### [TASK DIRECTIONS]
Transcribe every line exactly and omit anything that is a picture.

*** INFORMATION PROVIDED

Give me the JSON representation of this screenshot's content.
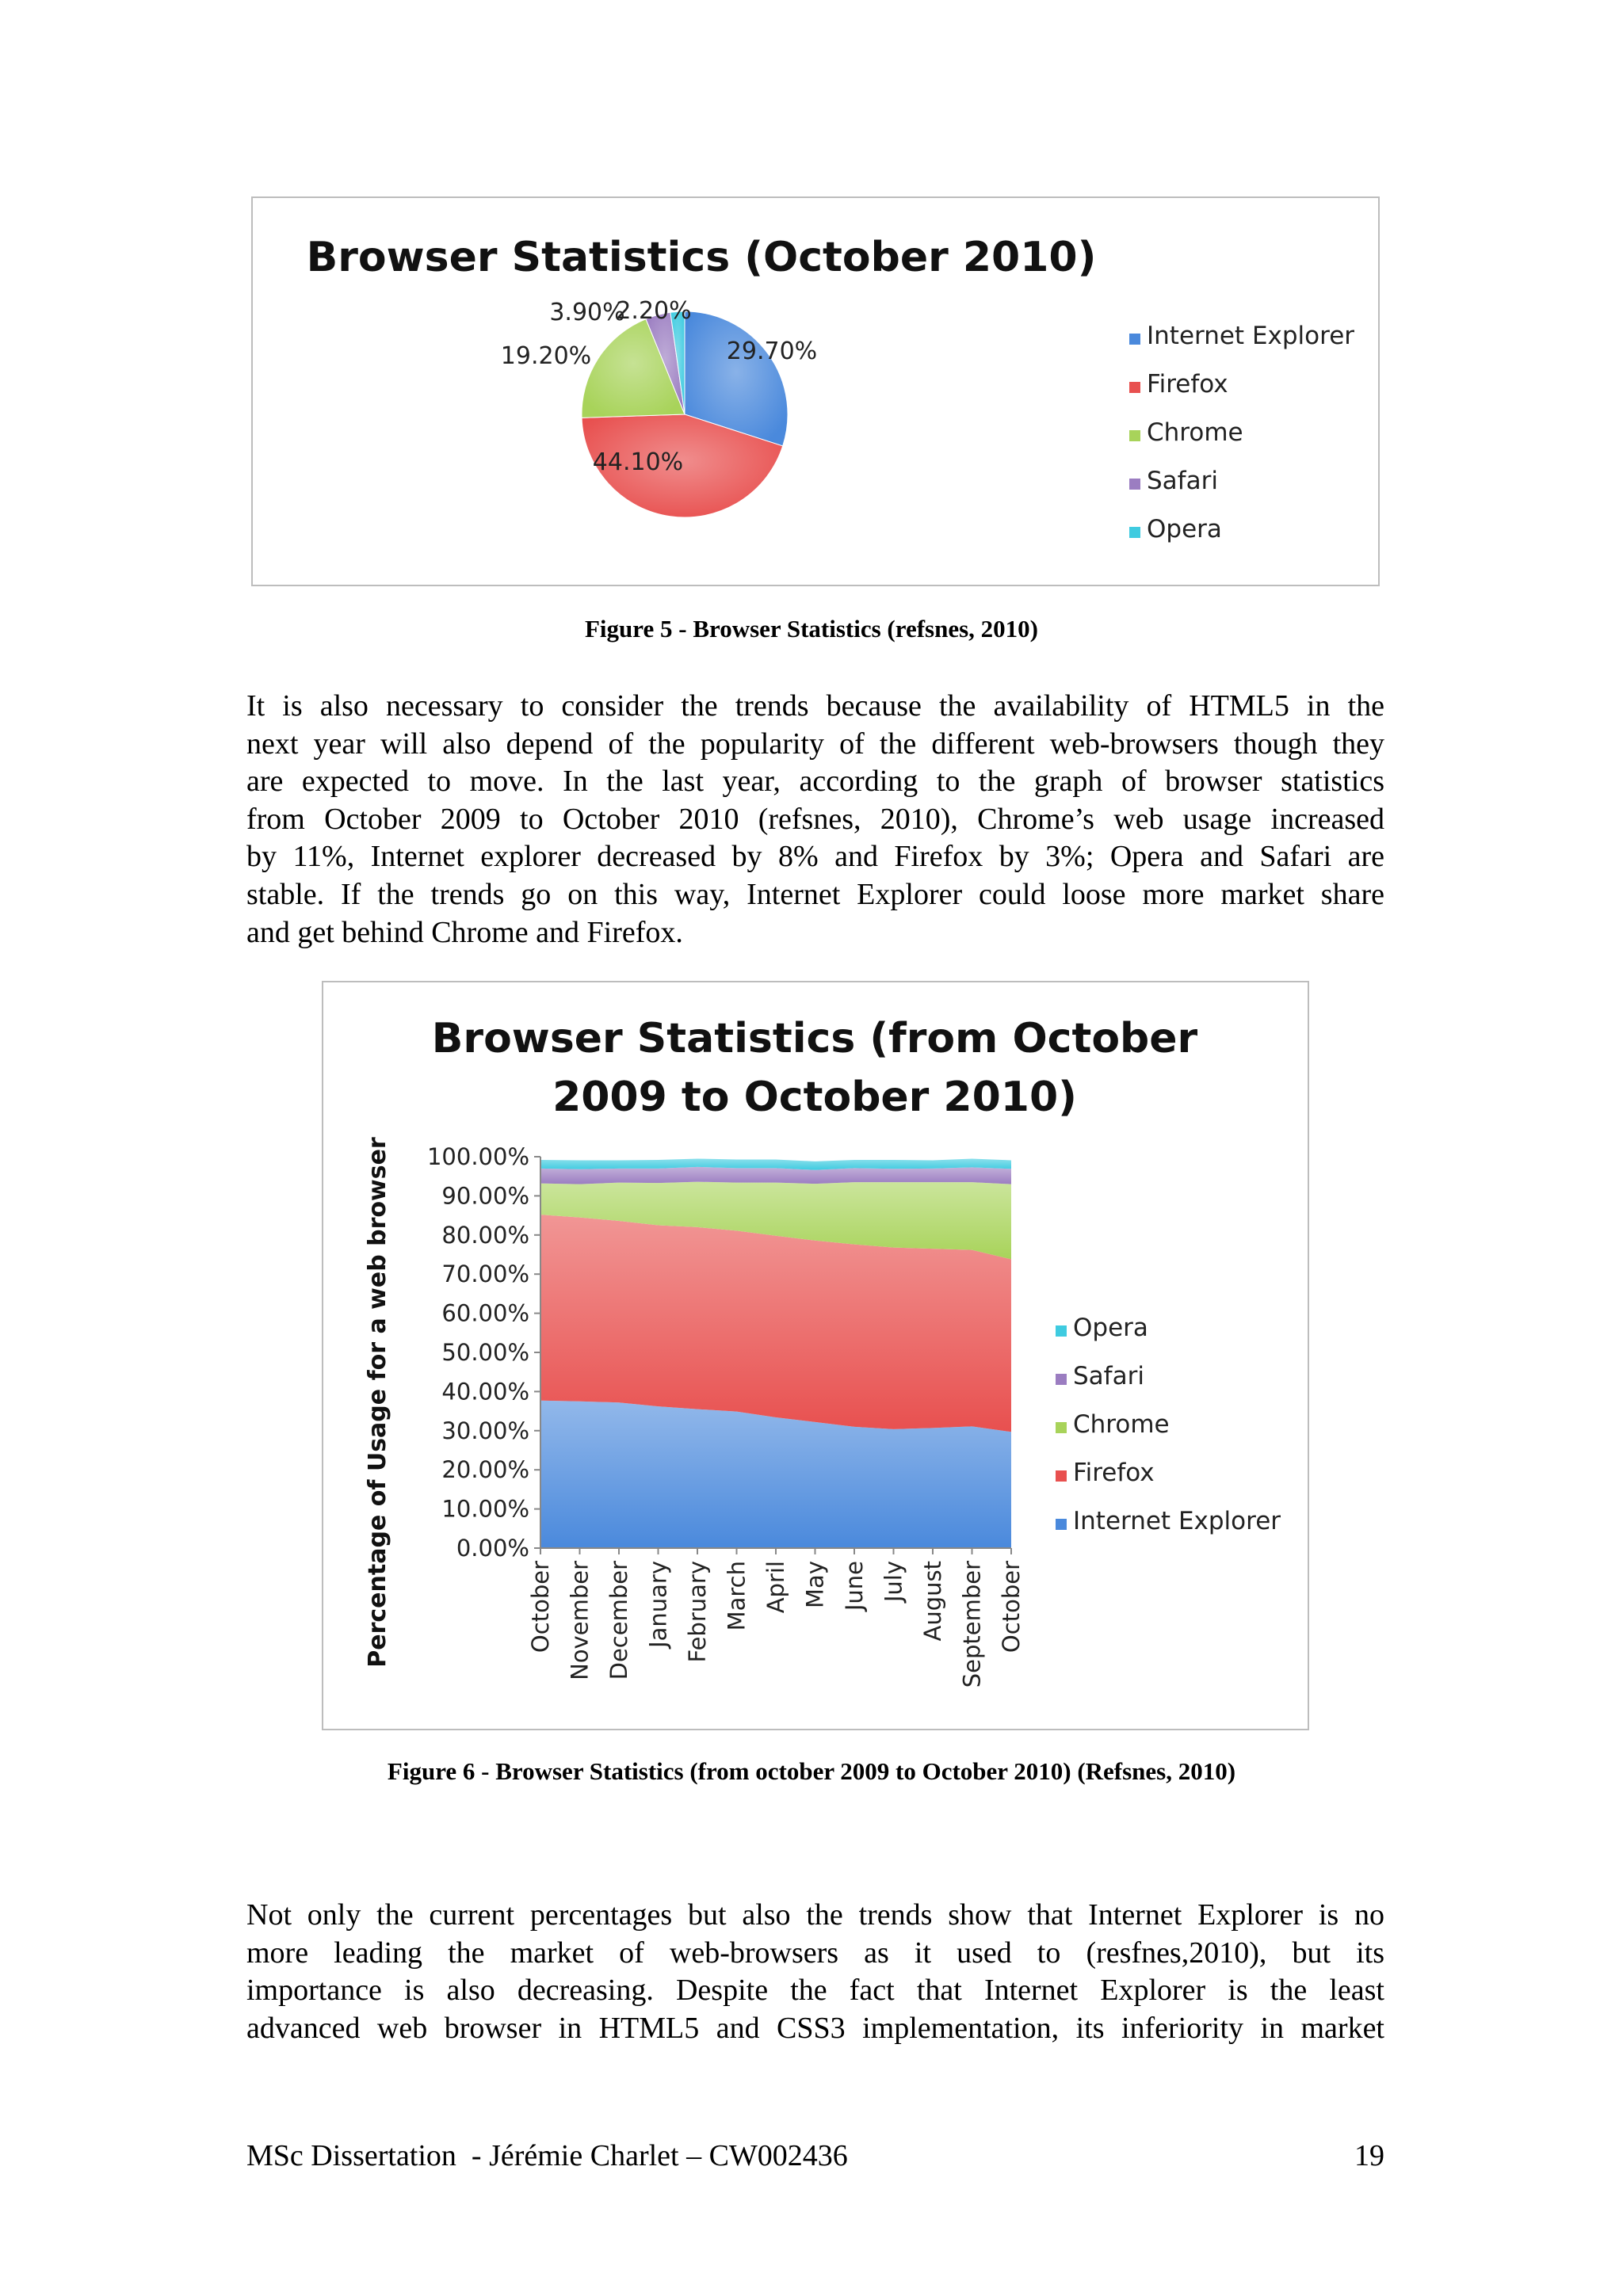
{
  "chart_data": [
    {
      "type": "pie",
      "title": "Browser Statistics (October 2010)",
      "legend_position": "right",
      "categories": [
        "Internet Explorer",
        "Firefox",
        "Chrome",
        "Safari",
        "Opera"
      ],
      "values": [
        29.7,
        44.1,
        19.2,
        3.9,
        2.2
      ],
      "value_labels": [
        "29.70%",
        "44.10%",
        "19.20%",
        "3.90%",
        "2.20%"
      ],
      "colors": [
        "#4a89dc",
        "#e8504f",
        "#a8d35a",
        "#9b7dc1",
        "#3fcbe0"
      ]
    },
    {
      "type": "area",
      "stacked": true,
      "title_lines": [
        "Browser Statistics (from October",
        "2009 to October 2010)"
      ],
      "ylabel": "Percentage of Usage for a web browser",
      "ylim": [
        0,
        100
      ],
      "yticks": [
        "0.00%",
        "10.00%",
        "20.00%",
        "30.00%",
        "40.00%",
        "50.00%",
        "60.00%",
        "70.00%",
        "80.00%",
        "90.00%",
        "100.00%"
      ],
      "legend_position": "right",
      "x": [
        "October",
        "November",
        "December",
        "January",
        "February",
        "March",
        "April",
        "May",
        "June",
        "July",
        "August",
        "September",
        "October"
      ],
      "series": [
        {
          "name": "Internet Explorer",
          "color": "#4a89dc",
          "values": [
            37.7,
            37.5,
            37.2,
            36.2,
            35.5,
            34.9,
            33.4,
            32.2,
            31.0,
            30.4,
            30.7,
            31.1,
            29.7
          ]
        },
        {
          "name": "Firefox",
          "color": "#e8504f",
          "values": [
            47.5,
            47.0,
            46.4,
            46.3,
            46.5,
            46.2,
            46.4,
            46.4,
            46.6,
            46.4,
            45.8,
            45.1,
            44.1
          ]
        },
        {
          "name": "Chrome",
          "color": "#a8d35a",
          "values": [
            8.0,
            8.5,
            9.8,
            10.8,
            11.6,
            12.3,
            13.6,
            14.5,
            15.9,
            16.7,
            17.0,
            17.3,
            19.2
          ]
        },
        {
          "name": "Safari",
          "color": "#9b7dc1",
          "values": [
            3.8,
            3.8,
            3.6,
            3.7,
            3.8,
            3.7,
            3.7,
            3.5,
            3.6,
            3.4,
            3.5,
            3.8,
            3.9
          ]
        },
        {
          "name": "Opera",
          "color": "#3fcbe0",
          "values": [
            2.2,
            2.3,
            2.1,
            2.2,
            2.1,
            2.2,
            2.2,
            2.2,
            2.1,
            2.3,
            2.1,
            2.2,
            2.2
          ]
        }
      ]
    }
  ],
  "captions": {
    "figure5": "Figure 5 - Browser Statistics (refsnes, 2010)",
    "figure6": "Figure 6 - Browser Statistics (from october 2009 to October 2010) (Refsnes, 2010)"
  },
  "paragraphs": {
    "p1": [
      "It is also necessary to consider the trends because the availability of HTML5 in the",
      "next year will also depend of the popularity of the different web-browsers though they",
      "are expected to move. In the last year, according to the graph of browser statistics",
      "from October 2009 to October 2010 (refsnes, 2010), Chrome’s web usage increased",
      "by 11%, Internet explorer decreased by 8% and Firefox by 3%; Opera and Safari are",
      "stable. If the trends go on this way, Internet Explorer could loose more market share",
      "and get behind Chrome and Firefox."
    ],
    "p2": [
      "Not only the current percentages but also the trends show that Internet Explorer is no",
      "more leading the market of web-browsers as it used to (resfnes,2010), but its",
      "importance is also decreasing.  Despite the fact that Internet Explorer is the least",
      "advanced web browser in HTML5 and CSS3 implementation, its inferiority in market"
    ]
  },
  "footer": {
    "left": "MSc Dissertation  - Jérémie Charlet – CW002436",
    "page_number": "19"
  }
}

******

### [ANSWER TO THIS EXERCISE]
Give me the JSON representation of this screenshot's content.
{
  "chart_data": [
    {
      "type": "pie",
      "title": "Browser Statistics (October 2010)",
      "legend_position": "right",
      "categories": [
        "Internet Explorer",
        "Firefox",
        "Chrome",
        "Safari",
        "Opera"
      ],
      "values": [
        29.7,
        44.1,
        19.2,
        3.9,
        2.2
      ],
      "value_labels": [
        "29.70%",
        "44.10%",
        "19.20%",
        "3.90%",
        "2.20%"
      ],
      "colors": [
        "#4a89dc",
        "#e8504f",
        "#a8d35a",
        "#9b7dc1",
        "#3fcbe0"
      ]
    },
    {
      "type": "area",
      "stacked": true,
      "title_lines": [
        "Browser Statistics (from October",
        "2009 to October 2010)"
      ],
      "ylabel": "Percentage of Usage for a web browser",
      "ylim": [
        0,
        100
      ],
      "yticks": [
        "0.00%",
        "10.00%",
        "20.00%",
        "30.00%",
        "40.00%",
        "50.00%",
        "60.00%",
        "70.00%",
        "80.00%",
        "90.00%",
        "100.00%"
      ],
      "legend_position": "right",
      "x": [
        "October",
        "November",
        "December",
        "January",
        "February",
        "March",
        "April",
        "May",
        "June",
        "July",
        "August",
        "September",
        "October"
      ],
      "series": [
        {
          "name": "Internet Explorer",
          "color": "#4a89dc",
          "values": [
            37.7,
            37.5,
            37.2,
            36.2,
            35.5,
            34.9,
            33.4,
            32.2,
            31.0,
            30.4,
            30.7,
            31.1,
            29.7
          ]
        },
        {
          "name": "Firefox",
          "color": "#e8504f",
          "values": [
            47.5,
            47.0,
            46.4,
            46.3,
            46.5,
            46.2,
            46.4,
            46.4,
            46.6,
            46.4,
            45.8,
            45.1,
            44.1
          ]
        },
        {
          "name": "Chrome",
          "color": "#a8d35a",
          "values": [
            8.0,
            8.5,
            9.8,
            10.8,
            11.6,
            12.3,
            13.6,
            14.5,
            15.9,
            16.7,
            17.0,
            17.3,
            19.2
          ]
        },
        {
          "name": "Safari",
          "color": "#9b7dc1",
          "values": [
            3.8,
            3.8,
            3.6,
            3.7,
            3.8,
            3.7,
            3.7,
            3.5,
            3.6,
            3.4,
            3.5,
            3.8,
            3.9
          ]
        },
        {
          "name": "Opera",
          "color": "#3fcbe0",
          "values": [
            2.2,
            2.3,
            2.1,
            2.2,
            2.1,
            2.2,
            2.2,
            2.2,
            2.1,
            2.3,
            2.1,
            2.2,
            2.2
          ]
        }
      ]
    }
  ],
  "captions": {
    "figure5": "Figure 5 - Browser Statistics (refsnes, 2010)",
    "figure6": "Figure 6 - Browser Statistics (from october 2009 to October 2010) (Refsnes, 2010)"
  },
  "paragraphs": {
    "p1": [
      "It is also necessary to consider the trends because the availability of HTML5 in the",
      "next year will also depend of the popularity of the different web-browsers though they",
      "are expected to move. In the last year, according to the graph of browser statistics",
      "from October 2009 to October 2010 (refsnes, 2010), Chrome’s web usage increased",
      "by 11%, Internet explorer decreased by 8% and Firefox by 3%; Opera and Safari are",
      "stable. If the trends go on this way, Internet Explorer could loose more market share",
      "and get behind Chrome and Firefox."
    ],
    "p2": [
      "Not only the current percentages but also the trends show that Internet Explorer is no",
      "more leading the market of web-browsers as it used to (resfnes,2010), but its",
      "importance is also decreasing.  Despite the fact that Internet Explorer is the least",
      "advanced web browser in HTML5 and CSS3 implementation, its inferiority in market"
    ]
  },
  "footer": {
    "left": "MSc Dissertation  - Jérémie Charlet – CW002436",
    "page_number": "19"
  }
}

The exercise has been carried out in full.